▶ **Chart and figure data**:
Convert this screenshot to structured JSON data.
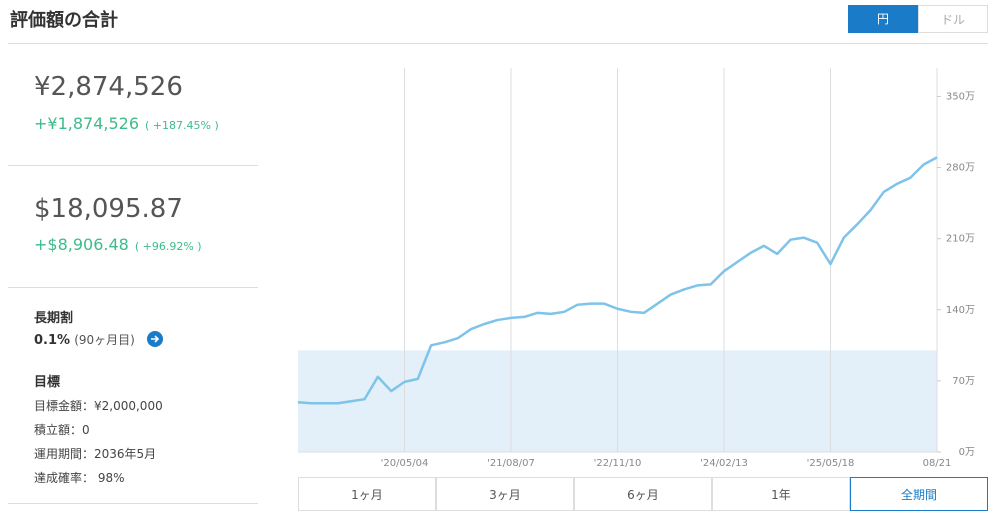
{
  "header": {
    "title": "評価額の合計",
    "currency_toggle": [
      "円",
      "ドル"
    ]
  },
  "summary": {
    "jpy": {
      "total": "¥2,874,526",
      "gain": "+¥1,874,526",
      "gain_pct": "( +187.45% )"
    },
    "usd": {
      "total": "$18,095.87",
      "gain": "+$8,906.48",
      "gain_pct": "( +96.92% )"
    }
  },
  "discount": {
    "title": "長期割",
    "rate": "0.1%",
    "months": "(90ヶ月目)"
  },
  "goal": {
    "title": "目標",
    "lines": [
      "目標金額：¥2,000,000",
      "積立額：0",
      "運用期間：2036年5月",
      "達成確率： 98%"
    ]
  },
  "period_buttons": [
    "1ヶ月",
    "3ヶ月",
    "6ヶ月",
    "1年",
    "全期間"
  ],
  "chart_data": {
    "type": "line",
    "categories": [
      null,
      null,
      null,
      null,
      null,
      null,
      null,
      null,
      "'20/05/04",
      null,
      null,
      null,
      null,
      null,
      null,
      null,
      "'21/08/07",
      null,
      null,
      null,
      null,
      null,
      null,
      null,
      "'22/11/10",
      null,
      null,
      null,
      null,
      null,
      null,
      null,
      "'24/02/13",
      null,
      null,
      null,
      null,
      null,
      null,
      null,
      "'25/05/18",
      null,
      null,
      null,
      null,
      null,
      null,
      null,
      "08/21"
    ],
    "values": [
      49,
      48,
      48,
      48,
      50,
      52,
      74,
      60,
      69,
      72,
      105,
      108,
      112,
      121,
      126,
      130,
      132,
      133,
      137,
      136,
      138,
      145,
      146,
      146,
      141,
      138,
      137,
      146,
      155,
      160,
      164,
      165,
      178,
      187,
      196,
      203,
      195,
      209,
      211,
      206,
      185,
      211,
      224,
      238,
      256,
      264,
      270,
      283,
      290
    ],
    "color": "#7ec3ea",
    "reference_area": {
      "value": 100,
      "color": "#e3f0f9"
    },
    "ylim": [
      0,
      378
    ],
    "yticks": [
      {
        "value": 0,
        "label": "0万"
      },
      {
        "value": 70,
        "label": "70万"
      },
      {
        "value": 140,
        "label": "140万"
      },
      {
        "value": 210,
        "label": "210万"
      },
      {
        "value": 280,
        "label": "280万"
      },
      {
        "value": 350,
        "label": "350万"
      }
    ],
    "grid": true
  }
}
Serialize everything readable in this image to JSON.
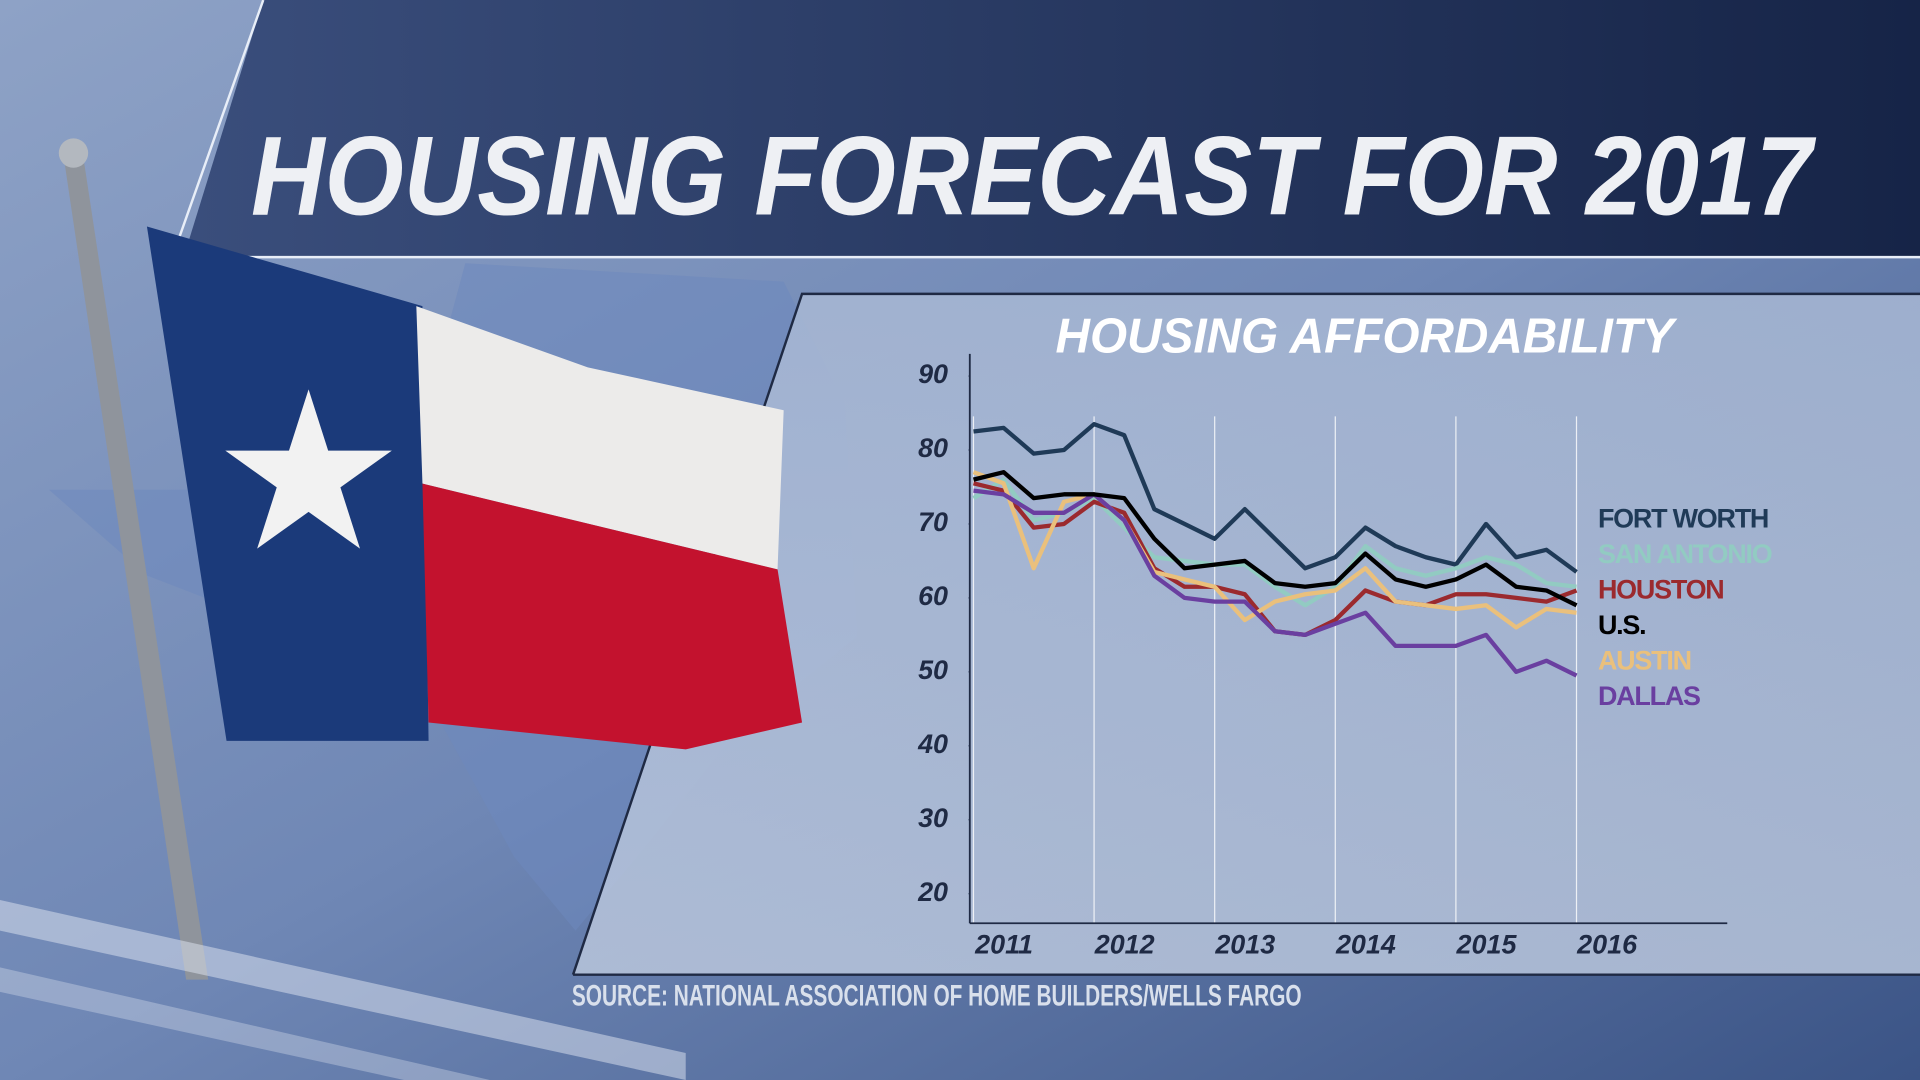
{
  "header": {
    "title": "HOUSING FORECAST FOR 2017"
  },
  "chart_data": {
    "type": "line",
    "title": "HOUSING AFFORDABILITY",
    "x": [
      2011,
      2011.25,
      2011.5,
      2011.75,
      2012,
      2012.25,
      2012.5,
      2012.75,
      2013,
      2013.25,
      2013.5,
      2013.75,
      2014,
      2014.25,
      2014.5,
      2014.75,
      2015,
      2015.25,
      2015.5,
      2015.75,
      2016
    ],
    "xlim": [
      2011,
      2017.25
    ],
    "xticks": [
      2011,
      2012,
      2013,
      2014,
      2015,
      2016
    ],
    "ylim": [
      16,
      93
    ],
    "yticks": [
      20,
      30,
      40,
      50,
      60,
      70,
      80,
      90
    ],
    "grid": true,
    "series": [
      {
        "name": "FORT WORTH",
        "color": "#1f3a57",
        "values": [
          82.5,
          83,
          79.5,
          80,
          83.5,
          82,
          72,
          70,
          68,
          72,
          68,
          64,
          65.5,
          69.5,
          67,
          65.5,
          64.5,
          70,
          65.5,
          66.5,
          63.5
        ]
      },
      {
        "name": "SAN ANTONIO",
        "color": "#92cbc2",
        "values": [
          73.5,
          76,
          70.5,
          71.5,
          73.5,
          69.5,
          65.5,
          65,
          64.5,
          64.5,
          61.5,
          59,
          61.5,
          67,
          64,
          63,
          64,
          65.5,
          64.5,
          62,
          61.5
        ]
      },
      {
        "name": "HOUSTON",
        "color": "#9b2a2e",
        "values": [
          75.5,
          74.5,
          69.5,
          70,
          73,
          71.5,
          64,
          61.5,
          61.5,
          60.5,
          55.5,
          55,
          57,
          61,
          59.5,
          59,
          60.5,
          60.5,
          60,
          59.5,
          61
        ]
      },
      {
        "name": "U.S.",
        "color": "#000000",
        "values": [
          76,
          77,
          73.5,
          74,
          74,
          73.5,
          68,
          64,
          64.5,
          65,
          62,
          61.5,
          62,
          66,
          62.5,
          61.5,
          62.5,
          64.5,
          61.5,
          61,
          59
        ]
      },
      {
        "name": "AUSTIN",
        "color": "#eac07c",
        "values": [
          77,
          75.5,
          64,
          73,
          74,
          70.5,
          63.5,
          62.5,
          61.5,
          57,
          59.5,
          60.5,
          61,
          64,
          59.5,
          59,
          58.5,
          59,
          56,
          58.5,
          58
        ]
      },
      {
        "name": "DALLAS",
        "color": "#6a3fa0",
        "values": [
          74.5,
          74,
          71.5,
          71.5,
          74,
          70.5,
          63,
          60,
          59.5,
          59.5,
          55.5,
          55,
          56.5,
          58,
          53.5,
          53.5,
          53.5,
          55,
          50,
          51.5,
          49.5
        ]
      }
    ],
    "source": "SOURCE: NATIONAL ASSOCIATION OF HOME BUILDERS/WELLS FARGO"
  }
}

---

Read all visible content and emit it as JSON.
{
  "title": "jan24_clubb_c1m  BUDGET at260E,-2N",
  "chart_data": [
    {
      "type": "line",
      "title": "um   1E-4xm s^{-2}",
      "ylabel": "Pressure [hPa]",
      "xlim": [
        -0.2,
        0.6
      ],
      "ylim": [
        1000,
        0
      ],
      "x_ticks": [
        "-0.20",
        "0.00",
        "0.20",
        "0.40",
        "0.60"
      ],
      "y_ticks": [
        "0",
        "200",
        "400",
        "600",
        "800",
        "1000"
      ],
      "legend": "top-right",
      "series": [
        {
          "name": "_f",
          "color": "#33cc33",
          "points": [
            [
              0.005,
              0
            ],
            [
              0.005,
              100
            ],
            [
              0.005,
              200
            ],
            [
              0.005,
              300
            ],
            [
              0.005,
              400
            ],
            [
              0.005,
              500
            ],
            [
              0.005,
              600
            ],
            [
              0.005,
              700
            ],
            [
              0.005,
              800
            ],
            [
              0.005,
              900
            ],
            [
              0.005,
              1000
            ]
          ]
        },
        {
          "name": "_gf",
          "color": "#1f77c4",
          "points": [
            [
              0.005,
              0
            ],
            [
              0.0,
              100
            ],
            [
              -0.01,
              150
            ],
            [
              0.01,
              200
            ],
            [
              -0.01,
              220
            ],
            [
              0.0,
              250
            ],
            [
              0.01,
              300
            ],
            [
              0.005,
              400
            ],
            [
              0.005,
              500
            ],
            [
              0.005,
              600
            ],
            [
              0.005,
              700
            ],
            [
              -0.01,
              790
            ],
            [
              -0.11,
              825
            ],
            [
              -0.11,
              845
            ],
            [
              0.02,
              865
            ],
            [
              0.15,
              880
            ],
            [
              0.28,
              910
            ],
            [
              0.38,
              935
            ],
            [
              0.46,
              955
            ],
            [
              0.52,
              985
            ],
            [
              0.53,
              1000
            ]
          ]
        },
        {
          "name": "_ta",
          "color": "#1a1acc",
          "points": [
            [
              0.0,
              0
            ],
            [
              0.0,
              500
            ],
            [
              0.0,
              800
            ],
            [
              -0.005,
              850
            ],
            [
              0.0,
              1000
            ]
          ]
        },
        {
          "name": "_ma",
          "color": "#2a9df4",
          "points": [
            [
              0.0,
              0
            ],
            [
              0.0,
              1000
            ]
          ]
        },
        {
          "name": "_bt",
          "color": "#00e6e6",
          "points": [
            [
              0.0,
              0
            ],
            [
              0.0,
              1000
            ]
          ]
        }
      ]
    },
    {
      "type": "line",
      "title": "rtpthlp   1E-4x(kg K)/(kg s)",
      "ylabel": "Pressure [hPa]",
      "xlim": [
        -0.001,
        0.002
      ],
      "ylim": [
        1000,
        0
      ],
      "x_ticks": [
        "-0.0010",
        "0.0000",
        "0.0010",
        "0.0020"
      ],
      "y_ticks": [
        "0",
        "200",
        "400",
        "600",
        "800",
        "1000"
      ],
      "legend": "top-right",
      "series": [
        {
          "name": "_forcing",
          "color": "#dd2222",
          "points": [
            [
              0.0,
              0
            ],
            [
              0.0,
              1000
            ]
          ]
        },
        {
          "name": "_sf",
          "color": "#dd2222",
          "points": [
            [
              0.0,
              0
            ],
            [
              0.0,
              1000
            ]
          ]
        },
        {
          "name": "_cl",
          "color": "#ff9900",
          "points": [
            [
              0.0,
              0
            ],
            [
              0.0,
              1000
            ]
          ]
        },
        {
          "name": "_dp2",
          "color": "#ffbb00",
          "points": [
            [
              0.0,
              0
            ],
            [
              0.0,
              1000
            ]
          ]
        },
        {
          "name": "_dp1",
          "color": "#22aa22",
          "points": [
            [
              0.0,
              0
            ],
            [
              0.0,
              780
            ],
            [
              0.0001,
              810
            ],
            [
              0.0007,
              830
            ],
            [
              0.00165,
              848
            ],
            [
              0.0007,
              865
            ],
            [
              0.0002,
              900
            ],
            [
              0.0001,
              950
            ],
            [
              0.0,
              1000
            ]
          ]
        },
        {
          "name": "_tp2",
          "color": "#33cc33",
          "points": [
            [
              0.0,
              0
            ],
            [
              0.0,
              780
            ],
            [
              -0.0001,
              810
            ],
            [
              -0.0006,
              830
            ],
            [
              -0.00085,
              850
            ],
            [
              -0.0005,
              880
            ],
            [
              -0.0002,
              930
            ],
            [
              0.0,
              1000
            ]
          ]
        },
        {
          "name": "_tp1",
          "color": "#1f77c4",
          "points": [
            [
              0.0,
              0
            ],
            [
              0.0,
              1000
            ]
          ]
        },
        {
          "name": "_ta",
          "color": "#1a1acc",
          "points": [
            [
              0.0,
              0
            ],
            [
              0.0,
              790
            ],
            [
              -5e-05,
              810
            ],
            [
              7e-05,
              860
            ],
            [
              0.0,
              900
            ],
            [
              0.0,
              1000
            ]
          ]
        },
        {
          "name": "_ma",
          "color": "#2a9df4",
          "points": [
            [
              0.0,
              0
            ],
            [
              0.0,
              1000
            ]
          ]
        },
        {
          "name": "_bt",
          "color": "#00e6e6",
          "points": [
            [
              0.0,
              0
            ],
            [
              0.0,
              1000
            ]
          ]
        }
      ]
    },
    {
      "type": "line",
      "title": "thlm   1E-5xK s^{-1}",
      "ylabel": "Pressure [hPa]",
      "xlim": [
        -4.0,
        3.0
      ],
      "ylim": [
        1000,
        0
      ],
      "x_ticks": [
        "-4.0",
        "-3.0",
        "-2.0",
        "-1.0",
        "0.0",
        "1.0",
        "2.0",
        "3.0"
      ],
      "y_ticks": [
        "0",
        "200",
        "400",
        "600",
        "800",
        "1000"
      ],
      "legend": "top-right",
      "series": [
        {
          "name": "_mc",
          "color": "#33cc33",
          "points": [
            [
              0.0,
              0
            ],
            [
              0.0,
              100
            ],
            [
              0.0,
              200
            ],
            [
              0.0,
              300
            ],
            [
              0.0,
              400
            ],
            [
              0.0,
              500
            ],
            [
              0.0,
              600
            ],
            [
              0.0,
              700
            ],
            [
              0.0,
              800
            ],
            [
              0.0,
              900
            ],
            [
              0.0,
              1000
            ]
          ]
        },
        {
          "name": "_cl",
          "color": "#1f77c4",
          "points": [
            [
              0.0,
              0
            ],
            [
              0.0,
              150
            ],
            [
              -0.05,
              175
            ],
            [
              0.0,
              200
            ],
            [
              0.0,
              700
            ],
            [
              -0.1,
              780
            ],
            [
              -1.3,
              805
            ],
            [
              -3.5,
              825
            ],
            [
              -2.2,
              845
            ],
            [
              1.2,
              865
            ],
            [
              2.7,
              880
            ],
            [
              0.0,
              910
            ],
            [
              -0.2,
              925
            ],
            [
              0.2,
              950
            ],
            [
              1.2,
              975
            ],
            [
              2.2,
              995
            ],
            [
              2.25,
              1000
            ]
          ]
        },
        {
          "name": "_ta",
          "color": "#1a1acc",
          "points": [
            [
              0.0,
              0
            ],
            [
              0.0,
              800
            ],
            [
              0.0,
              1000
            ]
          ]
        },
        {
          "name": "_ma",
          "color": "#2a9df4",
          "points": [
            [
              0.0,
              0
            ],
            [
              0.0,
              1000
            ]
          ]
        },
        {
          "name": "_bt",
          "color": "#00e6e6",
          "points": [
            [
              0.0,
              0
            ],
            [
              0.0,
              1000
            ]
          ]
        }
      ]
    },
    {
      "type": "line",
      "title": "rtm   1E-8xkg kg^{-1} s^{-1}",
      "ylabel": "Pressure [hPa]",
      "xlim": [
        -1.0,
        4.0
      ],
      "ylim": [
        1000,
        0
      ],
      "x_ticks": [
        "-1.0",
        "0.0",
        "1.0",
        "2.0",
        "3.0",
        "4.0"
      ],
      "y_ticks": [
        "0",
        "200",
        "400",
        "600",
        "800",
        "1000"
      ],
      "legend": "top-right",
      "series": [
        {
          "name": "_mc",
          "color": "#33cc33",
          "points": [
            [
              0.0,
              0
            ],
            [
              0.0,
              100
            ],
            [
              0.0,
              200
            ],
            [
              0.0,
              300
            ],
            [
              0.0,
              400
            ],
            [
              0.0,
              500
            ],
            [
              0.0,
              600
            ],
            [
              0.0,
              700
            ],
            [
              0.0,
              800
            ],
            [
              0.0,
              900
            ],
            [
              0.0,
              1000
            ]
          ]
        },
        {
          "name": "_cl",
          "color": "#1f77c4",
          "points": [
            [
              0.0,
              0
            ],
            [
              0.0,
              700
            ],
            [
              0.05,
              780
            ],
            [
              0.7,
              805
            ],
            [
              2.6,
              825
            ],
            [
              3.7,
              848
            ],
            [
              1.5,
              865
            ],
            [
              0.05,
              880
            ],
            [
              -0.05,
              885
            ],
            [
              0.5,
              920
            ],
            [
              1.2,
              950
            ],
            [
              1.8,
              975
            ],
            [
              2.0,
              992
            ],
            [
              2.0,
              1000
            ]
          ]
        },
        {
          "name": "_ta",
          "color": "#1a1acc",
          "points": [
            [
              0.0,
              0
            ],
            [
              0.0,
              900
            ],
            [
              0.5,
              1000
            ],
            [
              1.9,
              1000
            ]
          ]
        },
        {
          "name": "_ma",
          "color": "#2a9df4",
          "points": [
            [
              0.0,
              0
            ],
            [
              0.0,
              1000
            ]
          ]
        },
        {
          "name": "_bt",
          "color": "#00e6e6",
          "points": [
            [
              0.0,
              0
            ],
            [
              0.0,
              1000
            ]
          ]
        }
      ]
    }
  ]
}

--

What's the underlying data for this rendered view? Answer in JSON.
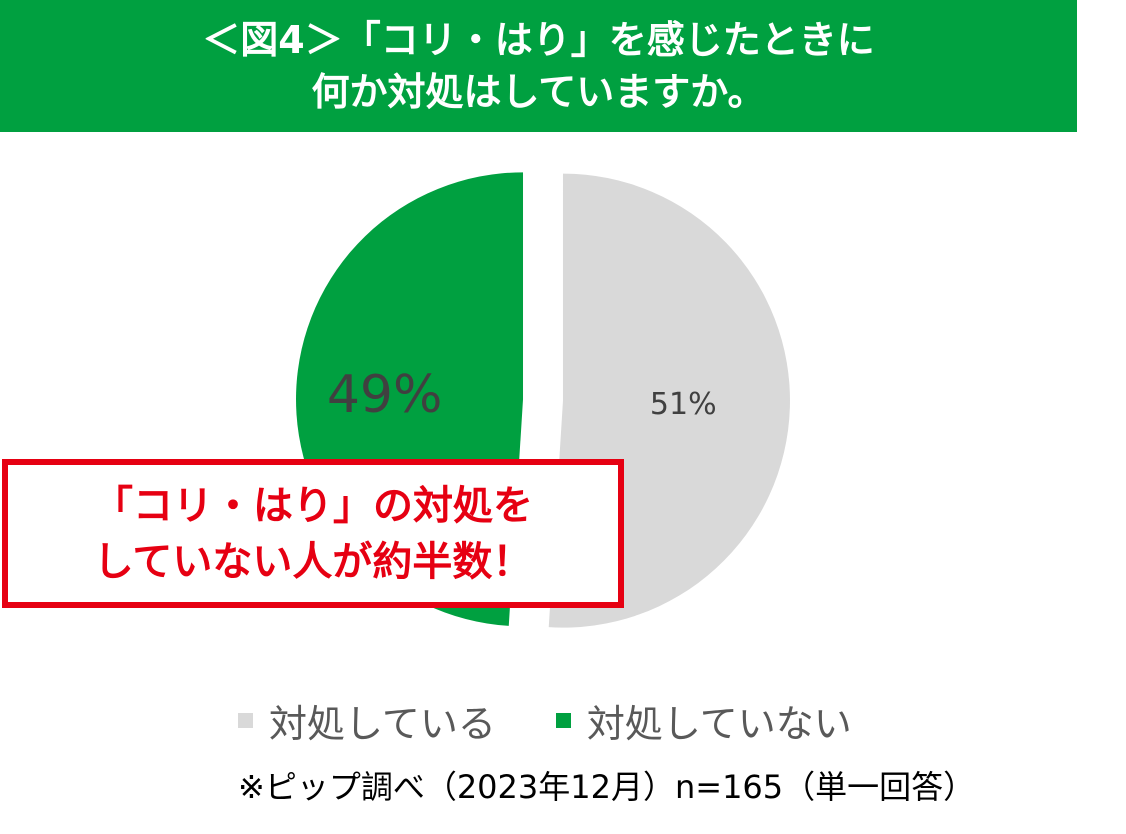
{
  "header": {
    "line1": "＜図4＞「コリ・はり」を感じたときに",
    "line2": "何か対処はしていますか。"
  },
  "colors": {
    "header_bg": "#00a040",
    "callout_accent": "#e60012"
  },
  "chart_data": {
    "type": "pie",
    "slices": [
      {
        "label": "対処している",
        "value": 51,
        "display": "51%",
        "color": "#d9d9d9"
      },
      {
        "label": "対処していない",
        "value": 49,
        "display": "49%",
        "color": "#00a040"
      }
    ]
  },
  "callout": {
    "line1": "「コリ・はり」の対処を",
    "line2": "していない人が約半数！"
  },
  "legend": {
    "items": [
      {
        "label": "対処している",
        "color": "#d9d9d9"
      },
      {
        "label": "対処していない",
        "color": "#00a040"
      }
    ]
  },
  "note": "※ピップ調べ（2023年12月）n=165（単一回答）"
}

▶ **PROBLEM STATEMENT**:
Of the lines above, how many contain the string "title"? Only the number is required.

▶ **EXERCISE SOLUTION**:
10